• _Exercise details_:
Of all the lines in the records below, how many hold the word "must"? Give the number alone.

[Recorded data]
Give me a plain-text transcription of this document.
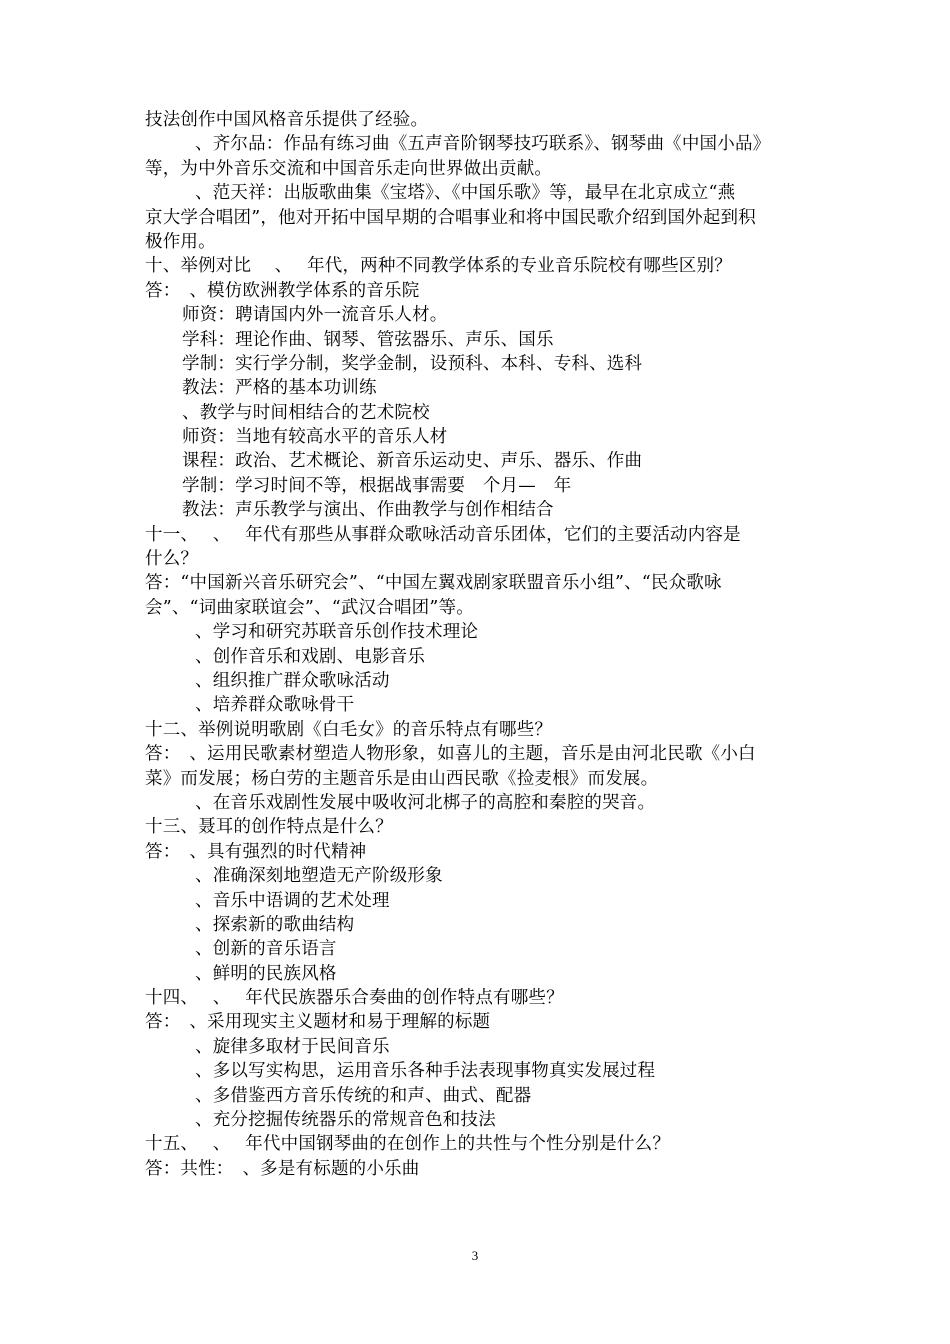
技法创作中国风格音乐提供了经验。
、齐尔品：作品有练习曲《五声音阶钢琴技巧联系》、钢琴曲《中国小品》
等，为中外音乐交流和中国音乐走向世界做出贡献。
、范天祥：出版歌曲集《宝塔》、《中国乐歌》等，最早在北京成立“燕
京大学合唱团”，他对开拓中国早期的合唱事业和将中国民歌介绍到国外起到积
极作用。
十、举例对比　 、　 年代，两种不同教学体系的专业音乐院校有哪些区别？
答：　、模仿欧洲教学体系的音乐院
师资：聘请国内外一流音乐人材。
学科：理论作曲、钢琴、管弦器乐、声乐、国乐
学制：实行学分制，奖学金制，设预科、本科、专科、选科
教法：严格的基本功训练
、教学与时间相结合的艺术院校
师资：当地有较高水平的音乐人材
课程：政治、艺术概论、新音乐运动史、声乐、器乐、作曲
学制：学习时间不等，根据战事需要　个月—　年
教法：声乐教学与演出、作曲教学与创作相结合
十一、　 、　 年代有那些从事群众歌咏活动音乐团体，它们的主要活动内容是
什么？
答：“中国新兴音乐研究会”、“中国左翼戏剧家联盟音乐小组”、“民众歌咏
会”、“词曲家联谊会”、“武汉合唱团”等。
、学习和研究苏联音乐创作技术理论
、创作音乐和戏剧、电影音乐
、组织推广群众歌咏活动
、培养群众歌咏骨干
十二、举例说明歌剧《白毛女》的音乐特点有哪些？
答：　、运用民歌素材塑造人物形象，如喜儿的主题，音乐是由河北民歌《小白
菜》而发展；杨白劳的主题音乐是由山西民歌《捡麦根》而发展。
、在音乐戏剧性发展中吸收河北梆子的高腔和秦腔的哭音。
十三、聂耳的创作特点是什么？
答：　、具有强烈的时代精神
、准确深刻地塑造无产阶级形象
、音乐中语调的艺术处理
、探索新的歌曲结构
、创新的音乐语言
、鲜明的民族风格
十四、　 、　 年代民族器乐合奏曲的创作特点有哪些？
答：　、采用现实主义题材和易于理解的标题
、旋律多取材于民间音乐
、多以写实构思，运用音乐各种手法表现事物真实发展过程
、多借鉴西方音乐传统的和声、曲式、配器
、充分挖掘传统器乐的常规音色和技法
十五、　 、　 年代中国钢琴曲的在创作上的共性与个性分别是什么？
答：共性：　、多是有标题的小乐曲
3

==

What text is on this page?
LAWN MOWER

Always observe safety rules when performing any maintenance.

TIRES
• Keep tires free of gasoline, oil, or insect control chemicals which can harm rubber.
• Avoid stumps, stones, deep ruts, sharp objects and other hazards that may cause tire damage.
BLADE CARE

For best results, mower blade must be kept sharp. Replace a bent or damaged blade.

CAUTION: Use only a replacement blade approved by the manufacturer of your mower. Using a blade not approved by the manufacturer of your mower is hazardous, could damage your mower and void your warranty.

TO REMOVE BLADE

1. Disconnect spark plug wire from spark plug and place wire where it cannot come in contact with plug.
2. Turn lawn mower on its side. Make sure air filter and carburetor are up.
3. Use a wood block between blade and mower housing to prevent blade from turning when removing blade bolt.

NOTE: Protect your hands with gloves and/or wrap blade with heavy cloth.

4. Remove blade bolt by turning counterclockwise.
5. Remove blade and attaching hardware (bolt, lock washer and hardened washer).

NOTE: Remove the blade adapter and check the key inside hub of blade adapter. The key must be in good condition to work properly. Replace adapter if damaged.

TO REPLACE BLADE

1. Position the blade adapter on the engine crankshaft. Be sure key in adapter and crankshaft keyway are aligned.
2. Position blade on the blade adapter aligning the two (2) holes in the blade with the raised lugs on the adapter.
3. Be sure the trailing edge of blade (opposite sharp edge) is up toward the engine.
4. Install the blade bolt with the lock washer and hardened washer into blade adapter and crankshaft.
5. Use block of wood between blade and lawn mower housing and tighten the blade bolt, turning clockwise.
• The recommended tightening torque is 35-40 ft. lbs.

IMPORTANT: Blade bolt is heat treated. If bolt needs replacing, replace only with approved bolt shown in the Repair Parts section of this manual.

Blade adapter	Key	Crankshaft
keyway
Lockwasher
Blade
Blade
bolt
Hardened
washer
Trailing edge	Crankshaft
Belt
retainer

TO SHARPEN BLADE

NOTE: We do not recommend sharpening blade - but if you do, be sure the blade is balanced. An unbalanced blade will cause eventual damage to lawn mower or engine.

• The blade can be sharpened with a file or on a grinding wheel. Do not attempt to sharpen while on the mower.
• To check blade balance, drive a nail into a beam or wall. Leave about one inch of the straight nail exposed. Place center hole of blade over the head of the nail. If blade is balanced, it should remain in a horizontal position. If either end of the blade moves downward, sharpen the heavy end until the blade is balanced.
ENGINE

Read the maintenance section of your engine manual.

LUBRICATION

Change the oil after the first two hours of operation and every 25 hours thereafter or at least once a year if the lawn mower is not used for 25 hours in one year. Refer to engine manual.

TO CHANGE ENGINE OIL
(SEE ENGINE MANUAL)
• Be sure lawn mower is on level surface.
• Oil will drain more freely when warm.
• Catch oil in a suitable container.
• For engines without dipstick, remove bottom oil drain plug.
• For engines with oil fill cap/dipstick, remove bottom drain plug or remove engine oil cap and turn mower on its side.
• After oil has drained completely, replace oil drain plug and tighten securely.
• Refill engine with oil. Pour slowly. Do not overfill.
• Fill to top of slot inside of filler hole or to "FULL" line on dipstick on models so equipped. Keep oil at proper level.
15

• _Task response_:
2